Given exercise: Count the lines in the data below where the string "accel" occurs, please, and give the number alone.

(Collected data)
+--
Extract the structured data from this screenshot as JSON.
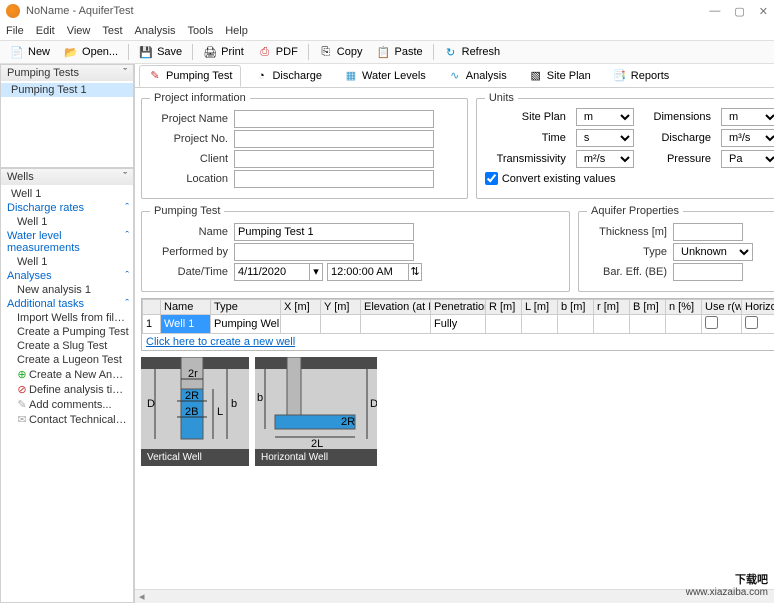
{
  "window": {
    "title": "NoName - AquiferTest"
  },
  "menu": [
    "File",
    "Edit",
    "View",
    "Test",
    "Analysis",
    "Tools",
    "Help"
  ],
  "toolbar": {
    "new": "New",
    "open": "Open...",
    "save": "Save",
    "print": "Print",
    "pdf": "PDF",
    "copy": "Copy",
    "paste": "Paste",
    "refresh": "Refresh"
  },
  "sidebar": {
    "panels": {
      "top": {
        "title": "Pumping Tests",
        "items": [
          "Pumping Test 1"
        ]
      },
      "bottom": {
        "title": "Wells",
        "well_root": "Well 1",
        "discharge_hdr": "Discharge rates",
        "discharge_item": "Well 1",
        "waterlevel_hdr": "Water level measurements",
        "waterlevel_item": "Well 1",
        "analyses_hdr": "Analyses",
        "analyses_item": "New analysis 1",
        "addl_hdr": "Additional tasks",
        "tasks": [
          "Import Wells from file...",
          "Create a Pumping Test",
          "Create a Slug Test",
          "Create a Lugeon Test",
          "Create a New Analysis",
          "Define analysis time range...",
          "Add comments...",
          "Contact Technical Support..."
        ]
      }
    }
  },
  "tabs": [
    "Pumping Test",
    "Discharge",
    "Water Levels",
    "Analysis",
    "Site Plan",
    "Reports"
  ],
  "project_info": {
    "legend": "Project information",
    "labels": {
      "name": "Project Name",
      "no": "Project No.",
      "client": "Client",
      "location": "Location"
    },
    "values": {
      "name": "",
      "no": "",
      "client": "",
      "location": ""
    }
  },
  "units": {
    "legend": "Units",
    "site_plan": {
      "label": "Site Plan",
      "value": "m"
    },
    "dimensions": {
      "label": "Dimensions",
      "value": "m"
    },
    "time": {
      "label": "Time",
      "value": "s"
    },
    "discharge": {
      "label": "Discharge",
      "value": "m³/s"
    },
    "transmissivity": {
      "label": "Transmissivity",
      "value": "m²/s"
    },
    "pressure": {
      "label": "Pressure",
      "value": "Pa"
    },
    "convert": "Convert existing values"
  },
  "pumping_test": {
    "legend": "Pumping Test",
    "labels": {
      "name": "Name",
      "performed": "Performed by",
      "datetime": "Date/Time"
    },
    "values": {
      "name": "Pumping Test 1",
      "performed": "",
      "date": "4/11/2020",
      "time": "12:00:00 AM"
    }
  },
  "aquifer": {
    "legend": "Aquifer Properties",
    "labels": {
      "thickness": "Thickness [m]",
      "type": "Type",
      "bareff": "Bar. Eff. (BE)"
    },
    "values": {
      "thickness": "",
      "type": "Unknown",
      "bareff": ""
    }
  },
  "grid": {
    "headers": [
      "",
      "Name",
      "Type",
      "X [m]",
      "Y [m]",
      "Elevation (at Benchmark)",
      "Penetration",
      "R [m]",
      "L [m]",
      "b [m]",
      "r [m]",
      "B [m]",
      "n [%]",
      "Use r(w)",
      "Horizontal"
    ],
    "row": {
      "idx": "1",
      "name": "Well 1",
      "type": "Pumping Well",
      "x": "",
      "y": "",
      "elev": "",
      "pen": "Fully",
      "R": "",
      "L": "",
      "b": "",
      "r": "",
      "B": "",
      "n": "",
      "use": "",
      "horiz": ""
    },
    "link": "Click here to create a new well"
  },
  "diagrams": {
    "vertical": "Vertical Well",
    "horizontal": "Horizontal Well",
    "labels": {
      "D": "D",
      "b": "b",
      "L": "L",
      "r2": "2r",
      "R2": "2R",
      "B2": "2B",
      "L2": "2L"
    }
  },
  "watermark": {
    "big": "下载吧",
    "url": "www.xiazaiba.com"
  }
}
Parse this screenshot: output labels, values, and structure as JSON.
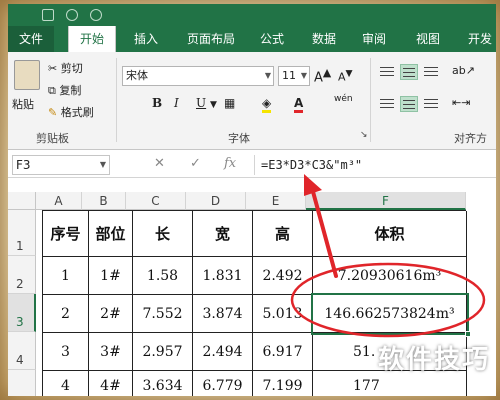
{
  "ribbon_tabs": [
    "文件",
    "开始",
    "插入",
    "页面布局",
    "公式",
    "数据",
    "审阅",
    "视图",
    "开发"
  ],
  "active_tab": "开始",
  "clipboard": {
    "paste_label": "粘贴",
    "cut_label": "剪切",
    "copy_label": "复制",
    "format_painter_label": "格式刷",
    "group_label": "剪贴板"
  },
  "font": {
    "font_name": "宋体",
    "font_size": "11",
    "bold": "B",
    "italic": "I",
    "underline": "U",
    "font_color_letter": "A",
    "wen_label": "wén",
    "group_label": "字体"
  },
  "alignment": {
    "group_label": "对齐方"
  },
  "formula_bar": {
    "name_box": "F3",
    "formula": "=E3*D3*C3&\"m³\"",
    "cancel_symbol": "✕",
    "enter_symbol": "✓",
    "fx_symbol": "fx"
  },
  "sheet": {
    "columns": [
      "A",
      "B",
      "C",
      "D",
      "E",
      "F"
    ],
    "rows": [
      "1",
      "2",
      "3",
      "4"
    ],
    "selected_cell": "F3",
    "header": [
      "序号",
      "部位",
      "长",
      "宽",
      "高",
      "体积"
    ],
    "data": [
      [
        "1",
        "1#",
        "1.58",
        "1.831",
        "2.492",
        "7.20930616m³"
      ],
      [
        "2",
        "2#",
        "7.552",
        "3.874",
        "5.013",
        "146.662573824m³"
      ],
      [
        "3",
        "3#",
        "2.957",
        "2.494",
        "6.917",
        "51."
      ],
      [
        "4",
        "4#",
        "3.634",
        "6.779",
        "7.199",
        "177"
      ]
    ]
  },
  "watermark": "软件技巧",
  "colors": {
    "excel_green": "#217346",
    "annotation_red": "#e0252a"
  }
}
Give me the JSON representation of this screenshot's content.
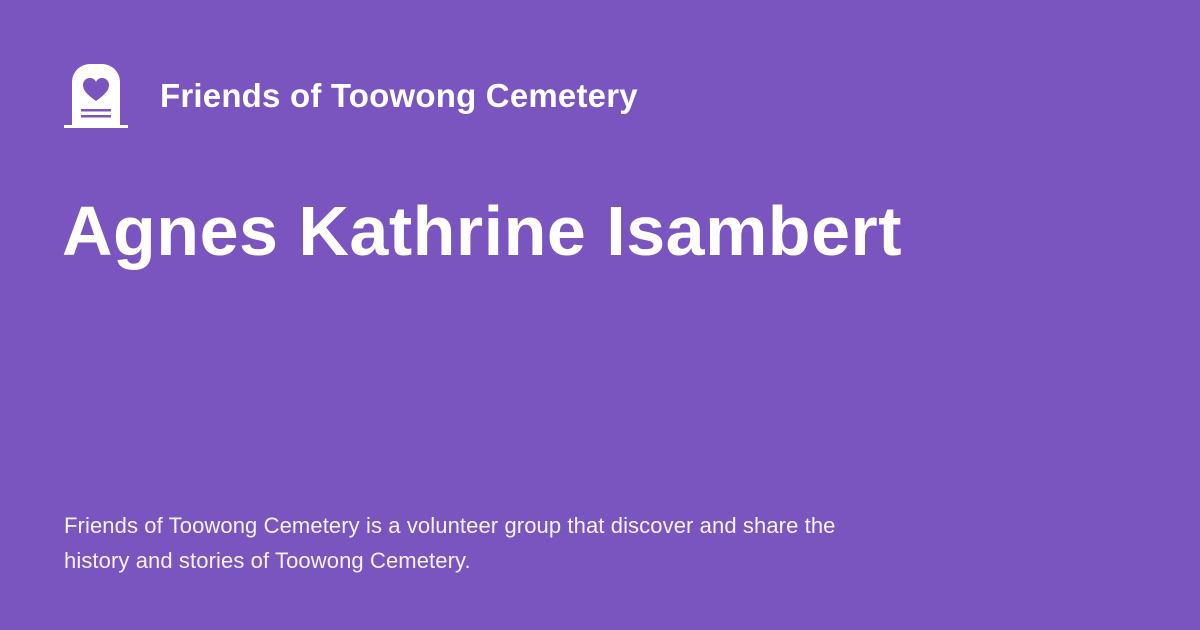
{
  "theme": {
    "background_color": "#7b55bf",
    "text_color": "#ffffff"
  },
  "brand": {
    "logo_icon": "headstone-heart-icon",
    "name": "Friends of Toowong Cemetery"
  },
  "page": {
    "title": "Agnes Kathrine Isambert",
    "description": "Friends of Toowong Cemetery is a volunteer group that discover and share the history and stories of Toowong Cemetery."
  }
}
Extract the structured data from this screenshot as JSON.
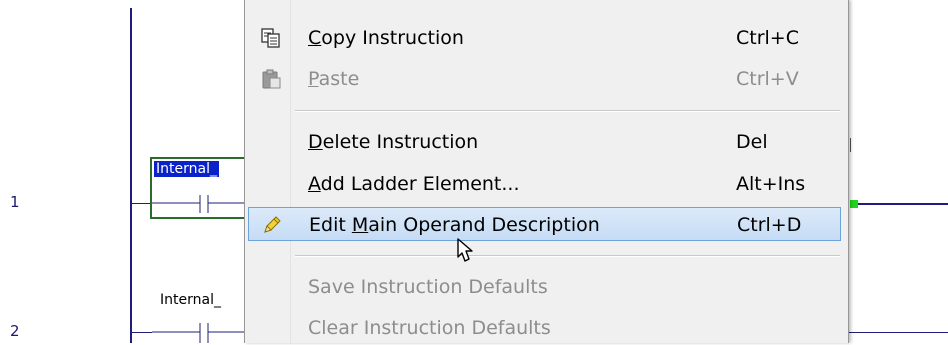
{
  "rungs": [
    {
      "number": "1",
      "tag": "Internal_"
    },
    {
      "number": "2",
      "tag": "Internal_"
    }
  ],
  "context_menu": {
    "items": [
      {
        "pre": "",
        "accel": "C",
        "post": "opy Instruction",
        "shortcut": "Ctrl+C",
        "icon": "copy-icon",
        "enabled": true
      },
      {
        "pre": "",
        "accel": "P",
        "post": "aste",
        "shortcut": "Ctrl+V",
        "icon": "paste-icon",
        "enabled": false
      },
      {
        "pre": "",
        "accel": "D",
        "post": "elete Instruction",
        "shortcut": "Del",
        "icon": "",
        "enabled": true
      },
      {
        "pre": "",
        "accel": "A",
        "post": "dd Ladder Element...",
        "shortcut": "Alt+Ins",
        "icon": "",
        "enabled": true
      },
      {
        "pre": "Edit ",
        "accel": "M",
        "post": "ain Operand Description",
        "shortcut": "Ctrl+D",
        "icon": "pencil-icon",
        "enabled": true,
        "highlighted": true
      },
      {
        "pre": "Save Instruction Defaults",
        "accel": "",
        "post": "",
        "shortcut": "",
        "icon": "",
        "enabled": false
      },
      {
        "pre": "Clear Instruction Defaults",
        "accel": "",
        "post": "",
        "shortcut": "",
        "icon": "",
        "enabled": false
      }
    ]
  },
  "colors": {
    "rail": "#1f1f7a",
    "selection_green": "#2b6b2b",
    "energized_marker": "#1fd31f",
    "tag_selected_bg": "#0b22c9",
    "menu_highlight_border": "#6da3db"
  }
}
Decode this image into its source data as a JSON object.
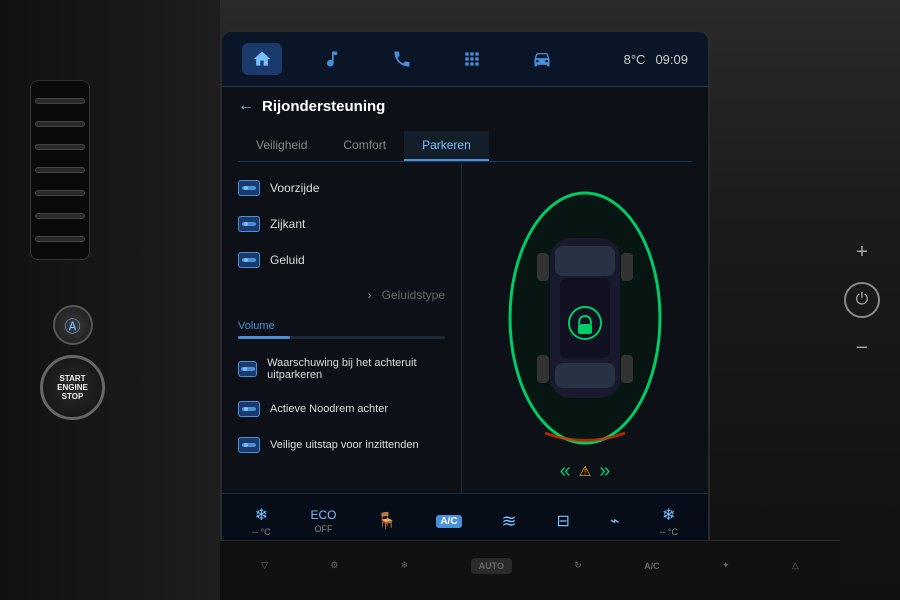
{
  "screen": {
    "title": "Rijondersteuning",
    "back_label": "←",
    "temperature": "8°C",
    "time": "09:09",
    "tabs": [
      {
        "id": "veiligheid",
        "label": "Veiligheid",
        "active": false
      },
      {
        "id": "comfort",
        "label": "Comfort",
        "active": false
      },
      {
        "id": "parkeren",
        "label": "Parkeren",
        "active": true
      }
    ],
    "nav_icons": [
      {
        "id": "home",
        "label": "home",
        "active": true
      },
      {
        "id": "music",
        "label": "music",
        "active": false
      },
      {
        "id": "phone",
        "label": "phone",
        "active": false
      },
      {
        "id": "apps",
        "label": "apps",
        "active": false
      },
      {
        "id": "car",
        "label": "car",
        "active": false
      }
    ],
    "menu_items": [
      {
        "id": "voorzijde",
        "label": "Voorzijde",
        "has_icon": true,
        "disabled": false
      },
      {
        "id": "zijkant",
        "label": "Zijkant",
        "has_icon": true,
        "disabled": false
      },
      {
        "id": "geluid",
        "label": "Geluid",
        "has_icon": true,
        "disabled": false
      },
      {
        "id": "geluidstype",
        "label": "Geluidstype",
        "has_icon": false,
        "has_chevron": true,
        "disabled": true
      }
    ],
    "volume_label": "Volume",
    "volume_percent": 25,
    "menu_items_2": [
      {
        "id": "waarschuwing",
        "label": "Waarschuwing bij het achteruit uitparkeren",
        "has_icon": true
      },
      {
        "id": "noodrem",
        "label": "Actieve Noodrem achter",
        "has_icon": true
      },
      {
        "id": "uitstap",
        "label": "Veilige uitstap voor inzittenden",
        "has_icon": true
      }
    ],
    "bottom_controls": [
      {
        "id": "temp-left",
        "label": "-- °C",
        "icon": "❄"
      },
      {
        "id": "eco-off",
        "label": "ECO OFF",
        "icon": "🌿"
      },
      {
        "id": "seat-heat",
        "label": "",
        "icon": "⊕"
      },
      {
        "id": "seat-icon",
        "label": "",
        "icon": "🪑"
      },
      {
        "id": "ac",
        "label": "A/C",
        "icon": "A/C"
      },
      {
        "id": "defrost",
        "label": "",
        "icon": "≋"
      },
      {
        "id": "rear-window",
        "label": "",
        "icon": "⊟"
      },
      {
        "id": "mirror",
        "label": "",
        "icon": "≺"
      },
      {
        "id": "temp-right",
        "label": "-- °C",
        "icon": "❄"
      }
    ]
  },
  "physical_controls": {
    "plus": "+",
    "power": "⏻",
    "minus": "−",
    "bottom_row": [
      {
        "id": "fan-down",
        "label": "▽"
      },
      {
        "id": "settings",
        "label": "⚙"
      },
      {
        "id": "snowflake",
        "label": "❄"
      },
      {
        "id": "auto",
        "label": "AUTO"
      },
      {
        "id": "recycle",
        "label": "↻"
      },
      {
        "id": "ac-bottom",
        "label": "A/C"
      },
      {
        "id": "snowflake2",
        "label": "❄✦"
      },
      {
        "id": "fan-up",
        "label": "△"
      }
    ]
  },
  "start_stop": {
    "label": "START\nENGINE\nSTOP"
  }
}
+--
Reply to the task: 7